■ SET PROBLEM
Return the number of lines that include the string "Sagittal", without any other text.

■ Records
====================
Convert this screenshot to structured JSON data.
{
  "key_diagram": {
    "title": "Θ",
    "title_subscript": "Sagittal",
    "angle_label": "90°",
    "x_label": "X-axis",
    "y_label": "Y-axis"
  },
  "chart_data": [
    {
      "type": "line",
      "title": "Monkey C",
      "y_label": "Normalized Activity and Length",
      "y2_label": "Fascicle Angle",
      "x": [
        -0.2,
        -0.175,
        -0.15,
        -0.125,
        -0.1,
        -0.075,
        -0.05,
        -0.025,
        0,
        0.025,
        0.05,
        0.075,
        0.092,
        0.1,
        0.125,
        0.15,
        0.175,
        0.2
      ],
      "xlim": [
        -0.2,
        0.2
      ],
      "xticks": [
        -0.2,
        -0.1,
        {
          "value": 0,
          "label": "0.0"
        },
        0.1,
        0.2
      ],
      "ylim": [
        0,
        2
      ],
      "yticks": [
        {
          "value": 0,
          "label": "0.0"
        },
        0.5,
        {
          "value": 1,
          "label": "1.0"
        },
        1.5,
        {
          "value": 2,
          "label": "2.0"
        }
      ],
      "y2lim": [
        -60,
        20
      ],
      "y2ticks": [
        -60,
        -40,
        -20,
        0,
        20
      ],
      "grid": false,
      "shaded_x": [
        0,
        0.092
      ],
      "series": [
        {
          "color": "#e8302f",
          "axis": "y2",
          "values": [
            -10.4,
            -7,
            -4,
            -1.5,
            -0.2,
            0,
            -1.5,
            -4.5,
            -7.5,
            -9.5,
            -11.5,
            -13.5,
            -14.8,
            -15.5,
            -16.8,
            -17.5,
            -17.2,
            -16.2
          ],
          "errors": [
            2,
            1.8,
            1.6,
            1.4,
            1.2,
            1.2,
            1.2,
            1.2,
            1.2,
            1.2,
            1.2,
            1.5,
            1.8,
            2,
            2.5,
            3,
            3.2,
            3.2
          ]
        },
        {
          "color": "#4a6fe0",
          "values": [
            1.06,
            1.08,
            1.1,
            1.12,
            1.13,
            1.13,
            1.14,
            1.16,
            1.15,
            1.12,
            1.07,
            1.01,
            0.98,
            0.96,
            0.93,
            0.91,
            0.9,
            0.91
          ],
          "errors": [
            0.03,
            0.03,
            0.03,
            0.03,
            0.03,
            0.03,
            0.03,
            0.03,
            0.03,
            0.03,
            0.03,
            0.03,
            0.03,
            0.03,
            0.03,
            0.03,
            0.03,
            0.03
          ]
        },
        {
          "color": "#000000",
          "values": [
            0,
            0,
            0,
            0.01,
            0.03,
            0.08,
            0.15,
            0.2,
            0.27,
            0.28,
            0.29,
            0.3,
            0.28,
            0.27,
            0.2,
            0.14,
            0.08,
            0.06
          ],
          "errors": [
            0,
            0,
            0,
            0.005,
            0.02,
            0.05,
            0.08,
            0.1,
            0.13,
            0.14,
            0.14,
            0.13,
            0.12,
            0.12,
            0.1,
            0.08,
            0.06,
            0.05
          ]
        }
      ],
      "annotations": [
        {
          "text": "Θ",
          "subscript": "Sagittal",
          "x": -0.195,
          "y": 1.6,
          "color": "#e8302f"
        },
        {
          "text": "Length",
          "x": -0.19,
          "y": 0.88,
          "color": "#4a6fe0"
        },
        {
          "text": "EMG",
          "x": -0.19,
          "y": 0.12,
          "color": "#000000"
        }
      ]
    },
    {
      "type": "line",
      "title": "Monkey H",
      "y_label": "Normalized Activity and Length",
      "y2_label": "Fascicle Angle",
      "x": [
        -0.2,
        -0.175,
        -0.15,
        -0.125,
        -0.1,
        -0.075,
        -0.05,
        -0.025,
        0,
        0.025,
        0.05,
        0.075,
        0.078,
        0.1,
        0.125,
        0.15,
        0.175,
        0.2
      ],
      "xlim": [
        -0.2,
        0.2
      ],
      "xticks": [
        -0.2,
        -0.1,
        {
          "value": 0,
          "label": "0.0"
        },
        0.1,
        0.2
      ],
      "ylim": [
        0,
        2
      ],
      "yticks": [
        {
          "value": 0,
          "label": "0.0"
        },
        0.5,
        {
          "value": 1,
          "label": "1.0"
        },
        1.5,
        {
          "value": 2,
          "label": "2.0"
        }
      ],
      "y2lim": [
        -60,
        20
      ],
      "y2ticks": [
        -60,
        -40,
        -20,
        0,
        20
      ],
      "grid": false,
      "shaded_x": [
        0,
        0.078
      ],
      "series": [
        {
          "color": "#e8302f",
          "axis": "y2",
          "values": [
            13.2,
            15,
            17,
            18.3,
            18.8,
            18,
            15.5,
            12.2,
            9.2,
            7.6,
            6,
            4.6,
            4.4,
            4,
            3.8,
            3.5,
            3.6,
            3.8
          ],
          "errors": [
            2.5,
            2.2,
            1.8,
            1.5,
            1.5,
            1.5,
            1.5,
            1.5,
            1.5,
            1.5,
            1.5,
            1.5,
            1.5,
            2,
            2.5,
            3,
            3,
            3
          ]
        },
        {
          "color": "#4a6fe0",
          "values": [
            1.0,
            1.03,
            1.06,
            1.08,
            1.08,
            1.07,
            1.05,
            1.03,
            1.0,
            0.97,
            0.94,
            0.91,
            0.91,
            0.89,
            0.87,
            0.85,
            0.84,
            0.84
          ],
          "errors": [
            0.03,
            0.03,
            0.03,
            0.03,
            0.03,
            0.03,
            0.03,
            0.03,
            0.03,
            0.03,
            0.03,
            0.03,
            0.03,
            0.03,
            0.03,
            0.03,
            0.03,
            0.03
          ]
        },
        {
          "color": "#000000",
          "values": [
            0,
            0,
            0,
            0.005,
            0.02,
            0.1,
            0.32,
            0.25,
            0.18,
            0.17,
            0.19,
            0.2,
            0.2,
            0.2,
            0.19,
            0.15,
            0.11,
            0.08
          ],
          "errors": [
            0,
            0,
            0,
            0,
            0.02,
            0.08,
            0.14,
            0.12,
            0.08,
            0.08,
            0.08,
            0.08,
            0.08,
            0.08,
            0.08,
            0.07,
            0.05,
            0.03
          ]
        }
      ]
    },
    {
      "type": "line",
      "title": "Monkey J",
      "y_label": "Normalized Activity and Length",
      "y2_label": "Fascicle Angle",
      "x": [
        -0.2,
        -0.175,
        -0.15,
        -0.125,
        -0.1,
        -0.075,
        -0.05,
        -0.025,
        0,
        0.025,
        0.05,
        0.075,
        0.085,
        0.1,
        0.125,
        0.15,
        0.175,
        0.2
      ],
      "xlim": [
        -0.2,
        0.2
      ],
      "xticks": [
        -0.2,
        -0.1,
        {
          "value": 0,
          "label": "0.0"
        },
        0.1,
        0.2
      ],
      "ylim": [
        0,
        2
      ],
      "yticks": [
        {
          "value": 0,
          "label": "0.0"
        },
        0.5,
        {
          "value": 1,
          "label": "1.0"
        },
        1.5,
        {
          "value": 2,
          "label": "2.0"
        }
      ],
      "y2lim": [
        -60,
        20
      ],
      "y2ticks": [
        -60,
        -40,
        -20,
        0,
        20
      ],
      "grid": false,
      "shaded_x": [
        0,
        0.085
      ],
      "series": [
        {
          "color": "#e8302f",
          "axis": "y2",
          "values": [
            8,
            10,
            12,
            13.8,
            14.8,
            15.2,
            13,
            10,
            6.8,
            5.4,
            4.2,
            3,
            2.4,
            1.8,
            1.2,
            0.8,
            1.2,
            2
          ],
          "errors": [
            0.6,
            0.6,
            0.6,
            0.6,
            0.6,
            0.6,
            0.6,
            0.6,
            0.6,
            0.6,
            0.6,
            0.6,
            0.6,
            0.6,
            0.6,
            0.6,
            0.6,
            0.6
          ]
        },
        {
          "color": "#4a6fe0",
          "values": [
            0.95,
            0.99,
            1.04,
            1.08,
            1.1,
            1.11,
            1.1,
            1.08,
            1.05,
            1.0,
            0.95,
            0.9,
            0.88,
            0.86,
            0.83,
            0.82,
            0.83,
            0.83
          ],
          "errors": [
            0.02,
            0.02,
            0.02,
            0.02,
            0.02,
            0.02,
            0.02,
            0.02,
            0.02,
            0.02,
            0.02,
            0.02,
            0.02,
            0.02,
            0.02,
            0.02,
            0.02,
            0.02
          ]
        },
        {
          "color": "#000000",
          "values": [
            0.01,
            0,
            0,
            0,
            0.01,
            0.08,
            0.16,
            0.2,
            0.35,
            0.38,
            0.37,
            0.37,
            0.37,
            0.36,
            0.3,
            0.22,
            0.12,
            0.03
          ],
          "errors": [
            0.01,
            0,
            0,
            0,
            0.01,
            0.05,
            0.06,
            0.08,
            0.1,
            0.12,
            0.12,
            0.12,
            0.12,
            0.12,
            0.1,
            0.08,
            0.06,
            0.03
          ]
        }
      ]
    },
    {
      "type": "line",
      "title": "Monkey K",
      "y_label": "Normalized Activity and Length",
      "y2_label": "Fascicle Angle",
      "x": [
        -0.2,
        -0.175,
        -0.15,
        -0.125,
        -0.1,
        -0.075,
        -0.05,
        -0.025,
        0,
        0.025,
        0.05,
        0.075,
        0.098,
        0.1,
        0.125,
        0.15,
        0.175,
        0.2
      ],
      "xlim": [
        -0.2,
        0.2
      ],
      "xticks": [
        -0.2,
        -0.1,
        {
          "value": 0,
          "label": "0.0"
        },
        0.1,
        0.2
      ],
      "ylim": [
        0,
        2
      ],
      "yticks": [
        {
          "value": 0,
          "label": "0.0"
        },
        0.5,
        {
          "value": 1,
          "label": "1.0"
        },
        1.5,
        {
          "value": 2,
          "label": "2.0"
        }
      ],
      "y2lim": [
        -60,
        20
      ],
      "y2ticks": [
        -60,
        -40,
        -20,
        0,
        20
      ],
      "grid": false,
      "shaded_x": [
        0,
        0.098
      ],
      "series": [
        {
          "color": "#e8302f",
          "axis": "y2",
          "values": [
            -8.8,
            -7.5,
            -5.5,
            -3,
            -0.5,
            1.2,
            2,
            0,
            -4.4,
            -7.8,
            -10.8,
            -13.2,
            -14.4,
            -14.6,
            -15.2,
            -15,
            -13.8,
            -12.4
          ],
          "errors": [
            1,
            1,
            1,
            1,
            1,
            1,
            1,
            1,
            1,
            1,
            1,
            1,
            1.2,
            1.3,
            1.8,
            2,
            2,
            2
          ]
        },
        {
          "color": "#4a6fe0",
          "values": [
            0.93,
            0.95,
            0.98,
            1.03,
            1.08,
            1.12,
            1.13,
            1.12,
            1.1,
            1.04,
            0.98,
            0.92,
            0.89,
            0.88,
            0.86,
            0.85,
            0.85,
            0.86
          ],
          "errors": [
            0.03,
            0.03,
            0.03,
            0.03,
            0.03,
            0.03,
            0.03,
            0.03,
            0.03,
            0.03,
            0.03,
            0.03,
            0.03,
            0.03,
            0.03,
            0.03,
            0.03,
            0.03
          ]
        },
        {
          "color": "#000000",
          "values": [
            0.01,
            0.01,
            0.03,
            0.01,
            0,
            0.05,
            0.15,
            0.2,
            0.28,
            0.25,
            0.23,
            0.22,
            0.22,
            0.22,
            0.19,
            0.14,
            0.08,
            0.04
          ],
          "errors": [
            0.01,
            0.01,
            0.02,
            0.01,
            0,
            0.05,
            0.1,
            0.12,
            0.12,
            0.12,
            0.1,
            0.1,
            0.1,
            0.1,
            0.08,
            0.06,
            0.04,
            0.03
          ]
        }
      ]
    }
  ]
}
====================
■ RESPONSE TO THIS TASK
2